_What is being asked:_
In the material below, find each line holding the string "false" and copy it.

BEGIN Rows

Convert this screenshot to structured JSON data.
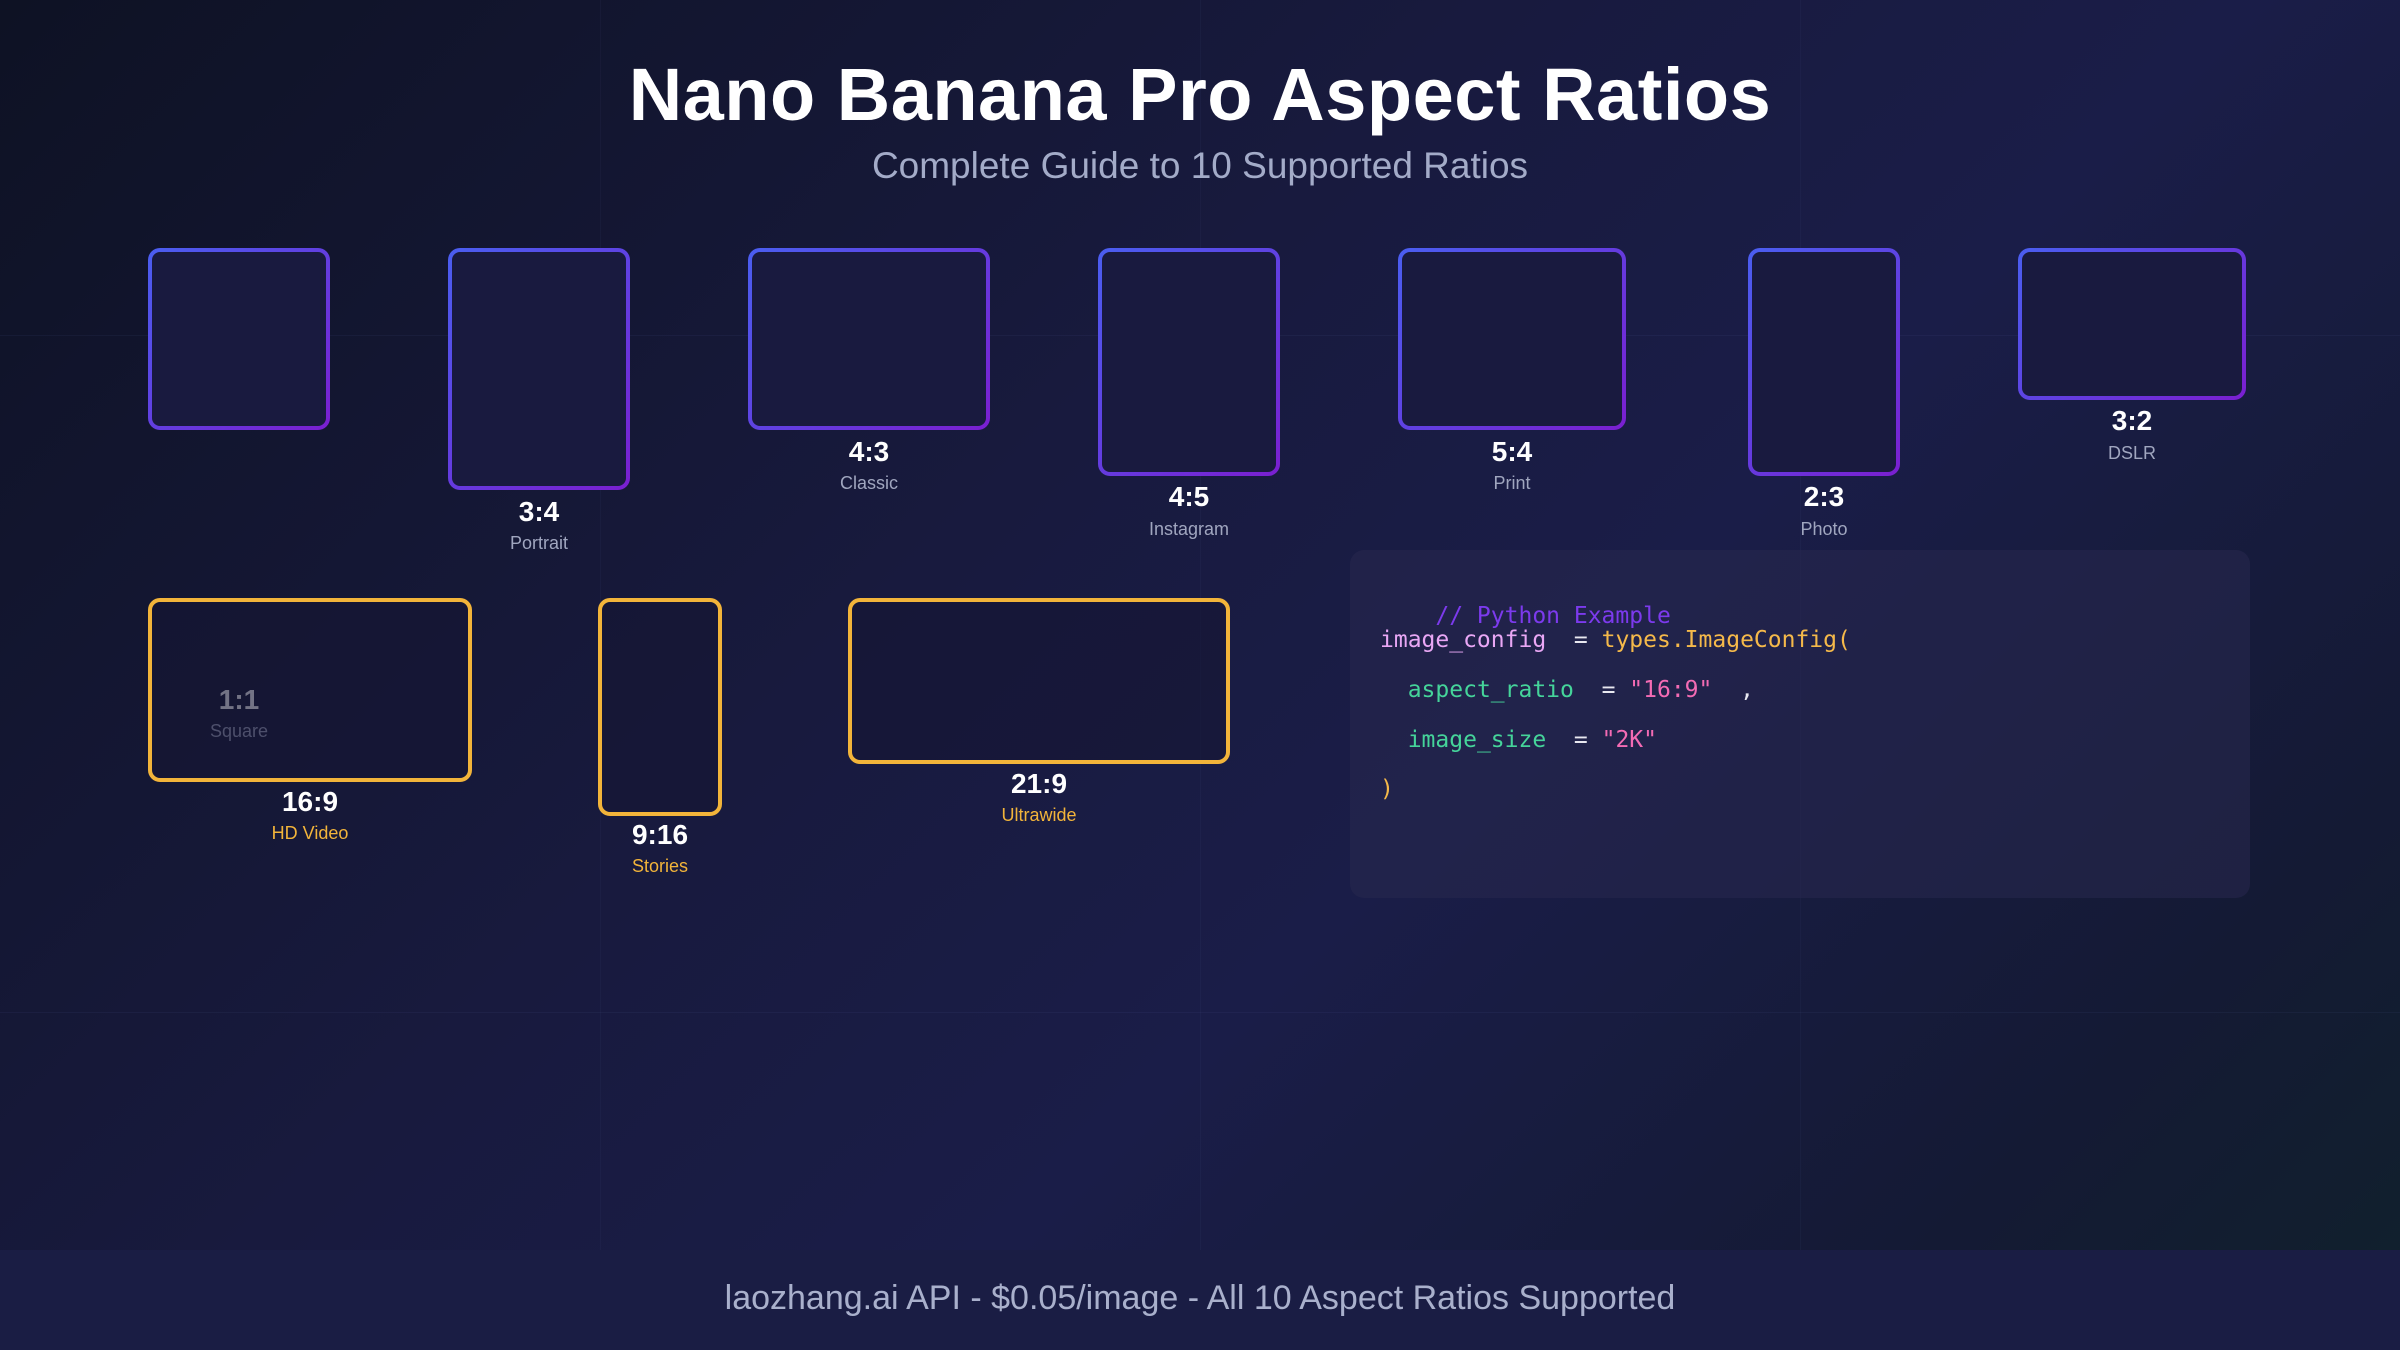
{
  "header": {
    "title": "Nano Banana Pro Aspect Ratios",
    "subtitle": "Complete Guide to 10 Supported Ratios"
  },
  "ratios": [
    {
      "label": "1:1",
      "desc": "Square",
      "style": "gradient"
    },
    {
      "label": "3:4",
      "desc": "Portrait",
      "style": "gradient"
    },
    {
      "label": "4:3",
      "desc": "Classic",
      "style": "gradient"
    },
    {
      "label": "4:5",
      "desc": "Instagram",
      "style": "gradient"
    },
    {
      "label": "5:4",
      "desc": "Print",
      "style": "gradient"
    },
    {
      "label": "2:3",
      "desc": "Photo",
      "style": "gradient"
    },
    {
      "label": "3:2",
      "desc": "DSLR",
      "style": "gradient"
    },
    {
      "label": "16:9",
      "desc": "HD Video",
      "style": "highlight"
    },
    {
      "label": "9:16",
      "desc": "Stories",
      "style": "highlight"
    },
    {
      "label": "21:9",
      "desc": "Ultrawide",
      "style": "highlight"
    }
  ],
  "code": {
    "comment": "// Python Example",
    "line1_var": "image_config",
    "line1_op": "=",
    "line1_func": "types.ImageConfig(",
    "line2_key": "aspect_ratio",
    "line2_op": "=",
    "line2_val": "\"16:9\"",
    "line2_comma": ",",
    "line3_key": "image_size",
    "line3_op": "=",
    "line3_val": "\"2K\"",
    "line4_close": ")"
  },
  "footer": {
    "text": "laozhang.ai API - $0.05/image - All 10 Aspect Ratios Supported"
  },
  "colors": {
    "gradient_start": "#4a5ef0",
    "gradient_end": "#7a1fd0",
    "highlight": "#f2b43a",
    "background": "#181a3e"
  }
}
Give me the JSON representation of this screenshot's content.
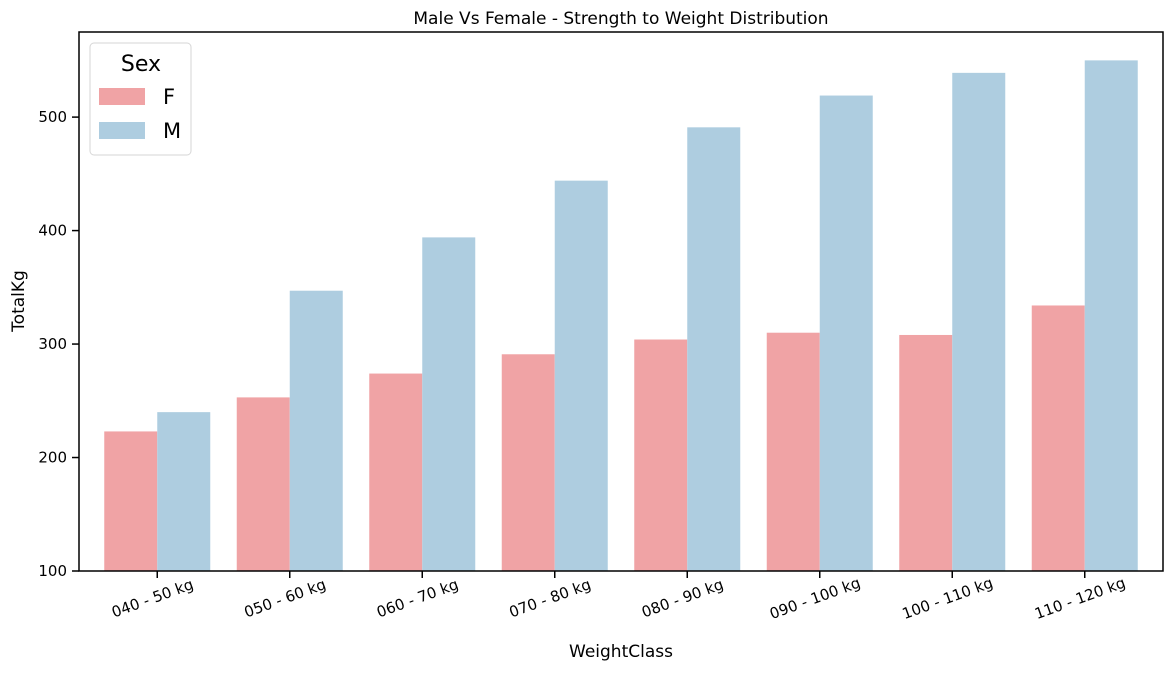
{
  "chart_data": {
    "type": "bar",
    "title": "Male Vs Female - Strength to Weight Distribution",
    "xlabel": "WeightClass",
    "ylabel": "TotalKg",
    "ylim": [
      100,
      575
    ],
    "yticks": [
      100,
      200,
      300,
      400,
      500
    ],
    "categories": [
      "040 - 50 kg",
      "050 - 60 kg",
      "060 - 70 kg",
      "070 - 80 kg",
      "080 - 90 kg",
      "090 - 100 kg",
      "100 - 110 kg",
      "110 - 120 kg"
    ],
    "series": [
      {
        "name": "F",
        "color": "#f0a3a5",
        "values": [
          223,
          253,
          274,
          291,
          304,
          310,
          308,
          334
        ]
      },
      {
        "name": "M",
        "color": "#aecde0",
        "values": [
          240,
          347,
          394,
          444,
          491,
          519,
          539,
          550
        ]
      }
    ],
    "legend": {
      "title": "Sex",
      "position": "top-left"
    },
    "grid": false
  }
}
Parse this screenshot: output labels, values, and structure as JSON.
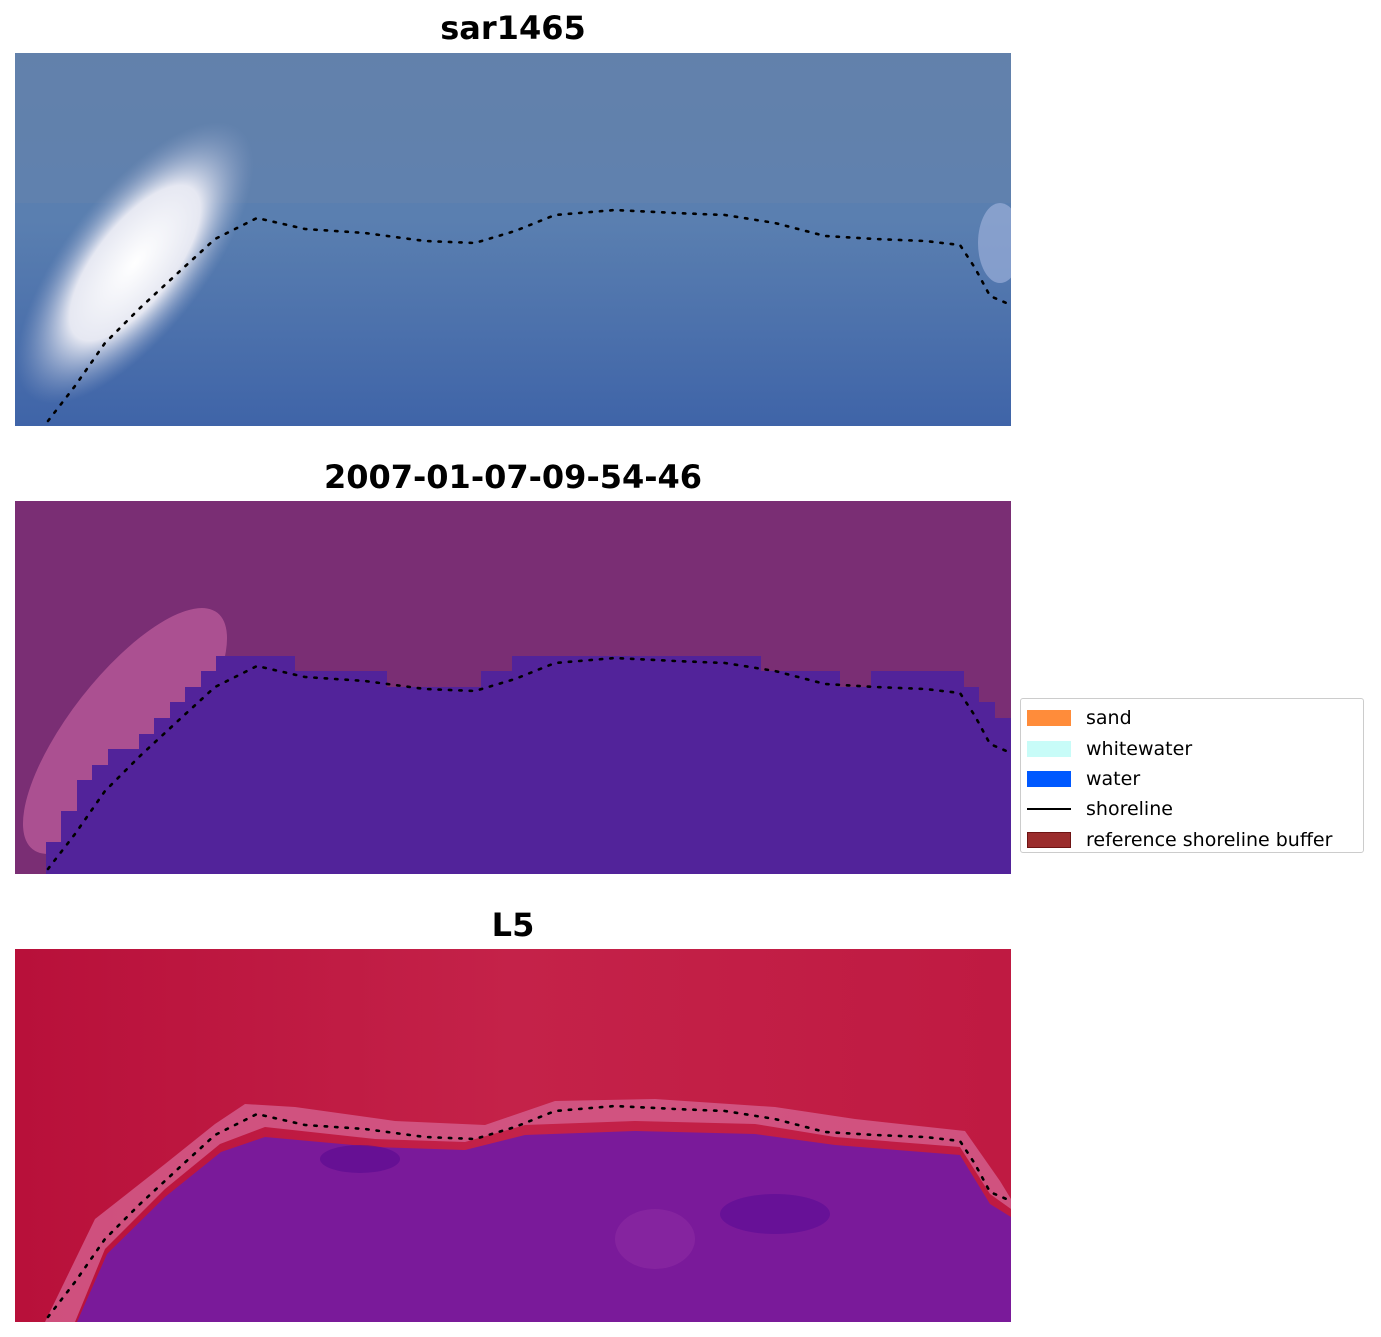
{
  "panels": [
    {
      "title": "sar1465",
      "image": "rgb-satellite-image"
    },
    {
      "title": "2007-01-07-09-54-46",
      "image": "classified-image"
    },
    {
      "title": "L5",
      "image": "false-color-index-image"
    }
  ],
  "legend": {
    "items": [
      {
        "label": "sand",
        "color": "#ff8c3a",
        "kind": "patch"
      },
      {
        "label": "whitewater",
        "color": "#c8fcf8",
        "kind": "patch"
      },
      {
        "label": "water",
        "color": "#0059ff",
        "kind": "patch"
      },
      {
        "label": "shoreline",
        "color": "#000000",
        "kind": "line"
      },
      {
        "label": "reference shoreline buffer",
        "color": "#9b2d2d",
        "kind": "patch"
      }
    ]
  },
  "colors": {
    "sar_background": "#5a7cab",
    "sar_whitewater": "#f2eef4",
    "class_land": "#7a2e74",
    "class_water": "#52239a",
    "l5_land": "#c01c44",
    "l5_water": "#7a1a9a",
    "shoreline_dots": "#000000"
  }
}
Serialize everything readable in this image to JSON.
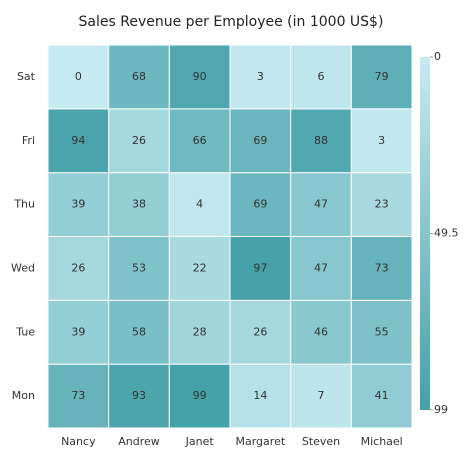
{
  "chart_data": {
    "type": "heatmap",
    "title": "Sales Revenue per Employee (in 1000 US$)",
    "x_categories": [
      "Nancy",
      "Andrew",
      "Janet",
      "Margaret",
      "Steven",
      "Michael"
    ],
    "y_categories": [
      "Mon",
      "Tue",
      "Wed",
      "Thu",
      "Fri",
      "Sat"
    ],
    "values": [
      [
        73,
        93,
        99,
        14,
        7,
        41
      ],
      [
        39,
        58,
        28,
        26,
        46,
        55
      ],
      [
        26,
        53,
        22,
        97,
        47,
        73
      ],
      [
        39,
        38,
        4,
        69,
        47,
        23
      ],
      [
        94,
        26,
        66,
        69,
        88,
        3
      ],
      [
        0,
        68,
        90,
        3,
        6,
        79
      ]
    ],
    "colorbar": {
      "lim": [
        0,
        99
      ],
      "ticks": [
        0,
        49.5,
        99
      ],
      "colors": [
        "#c6eaf1",
        "#44a0a9"
      ]
    }
  }
}
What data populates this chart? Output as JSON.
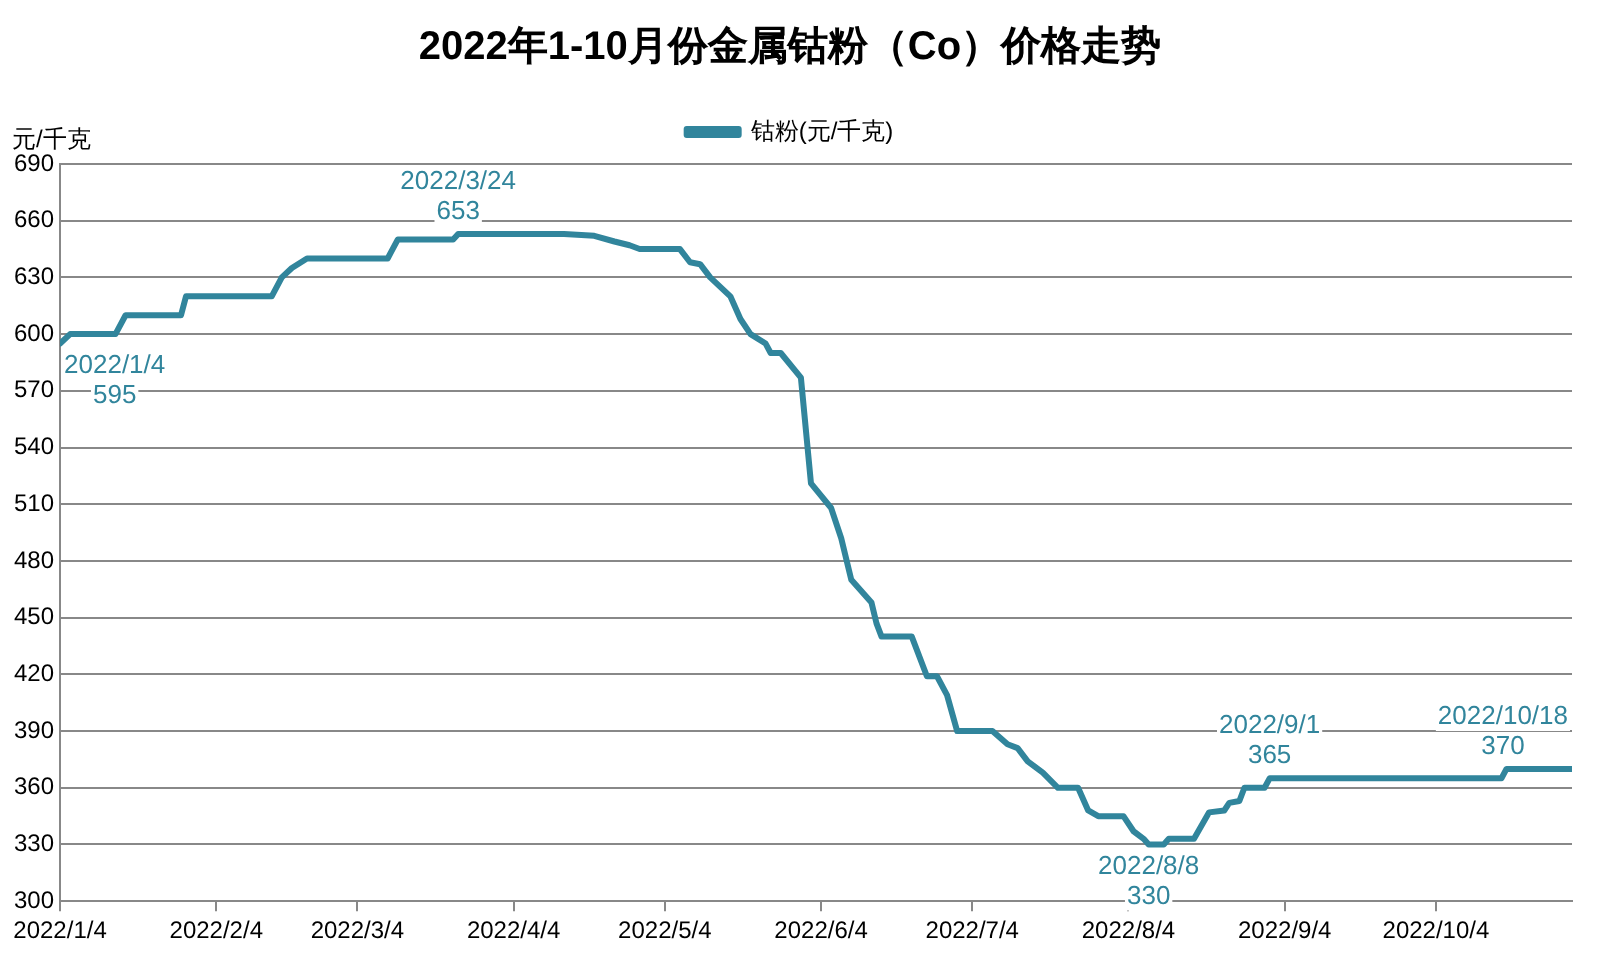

END Rows

_Exercise result:_
    "grid": false
      "image": "false-color-index-image"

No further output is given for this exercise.